> RECORDS FOR PROCESSING

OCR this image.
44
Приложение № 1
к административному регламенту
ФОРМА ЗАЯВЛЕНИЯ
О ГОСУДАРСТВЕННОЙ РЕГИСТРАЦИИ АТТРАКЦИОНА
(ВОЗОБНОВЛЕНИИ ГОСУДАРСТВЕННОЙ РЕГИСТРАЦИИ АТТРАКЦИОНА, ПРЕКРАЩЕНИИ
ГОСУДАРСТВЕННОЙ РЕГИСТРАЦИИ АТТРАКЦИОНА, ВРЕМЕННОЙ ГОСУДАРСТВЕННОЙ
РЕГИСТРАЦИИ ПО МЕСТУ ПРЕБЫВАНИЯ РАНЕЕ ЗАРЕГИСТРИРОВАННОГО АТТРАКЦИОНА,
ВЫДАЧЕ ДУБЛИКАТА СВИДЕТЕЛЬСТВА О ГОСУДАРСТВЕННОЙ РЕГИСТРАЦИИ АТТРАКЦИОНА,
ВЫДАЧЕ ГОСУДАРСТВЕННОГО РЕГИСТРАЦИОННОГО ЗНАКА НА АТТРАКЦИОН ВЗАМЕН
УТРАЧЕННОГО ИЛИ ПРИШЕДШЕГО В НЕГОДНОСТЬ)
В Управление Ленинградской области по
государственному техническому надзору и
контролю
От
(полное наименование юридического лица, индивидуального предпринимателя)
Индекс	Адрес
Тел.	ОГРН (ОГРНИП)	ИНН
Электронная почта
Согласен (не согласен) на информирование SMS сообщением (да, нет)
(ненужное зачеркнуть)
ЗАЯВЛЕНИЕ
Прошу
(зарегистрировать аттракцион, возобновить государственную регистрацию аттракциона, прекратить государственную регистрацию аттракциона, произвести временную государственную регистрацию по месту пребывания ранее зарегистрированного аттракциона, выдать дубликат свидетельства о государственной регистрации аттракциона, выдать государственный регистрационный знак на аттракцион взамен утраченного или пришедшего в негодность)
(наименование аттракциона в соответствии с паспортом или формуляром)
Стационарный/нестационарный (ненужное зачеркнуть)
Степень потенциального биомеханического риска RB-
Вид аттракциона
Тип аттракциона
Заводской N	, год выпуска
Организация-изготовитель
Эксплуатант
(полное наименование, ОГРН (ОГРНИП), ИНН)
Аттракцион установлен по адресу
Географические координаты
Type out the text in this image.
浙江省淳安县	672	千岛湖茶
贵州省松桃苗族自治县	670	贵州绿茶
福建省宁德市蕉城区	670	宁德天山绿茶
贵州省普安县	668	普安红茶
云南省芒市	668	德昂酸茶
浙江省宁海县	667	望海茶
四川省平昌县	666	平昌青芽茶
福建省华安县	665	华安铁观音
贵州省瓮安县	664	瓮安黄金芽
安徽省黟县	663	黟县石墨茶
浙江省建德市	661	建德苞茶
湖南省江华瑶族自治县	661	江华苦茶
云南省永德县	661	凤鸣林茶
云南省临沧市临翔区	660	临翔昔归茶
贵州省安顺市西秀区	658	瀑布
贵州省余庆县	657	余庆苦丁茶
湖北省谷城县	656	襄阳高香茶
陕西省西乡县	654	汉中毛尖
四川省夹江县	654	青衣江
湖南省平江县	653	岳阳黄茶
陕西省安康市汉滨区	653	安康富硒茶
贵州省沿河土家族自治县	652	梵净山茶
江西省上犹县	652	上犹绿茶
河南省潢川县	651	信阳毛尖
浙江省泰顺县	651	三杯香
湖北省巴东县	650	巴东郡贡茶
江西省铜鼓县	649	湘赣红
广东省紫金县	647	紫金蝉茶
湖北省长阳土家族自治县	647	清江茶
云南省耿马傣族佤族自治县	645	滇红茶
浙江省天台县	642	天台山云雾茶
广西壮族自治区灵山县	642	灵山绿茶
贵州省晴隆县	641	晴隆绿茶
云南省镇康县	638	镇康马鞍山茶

> THE PROBLEM
Show every line that contains the word "зачеркнуть".

> RESPONSE TO THE TASK
(ненужное зачеркнуть)
Стационарный/нестационарный (ненужное зачеркнуть)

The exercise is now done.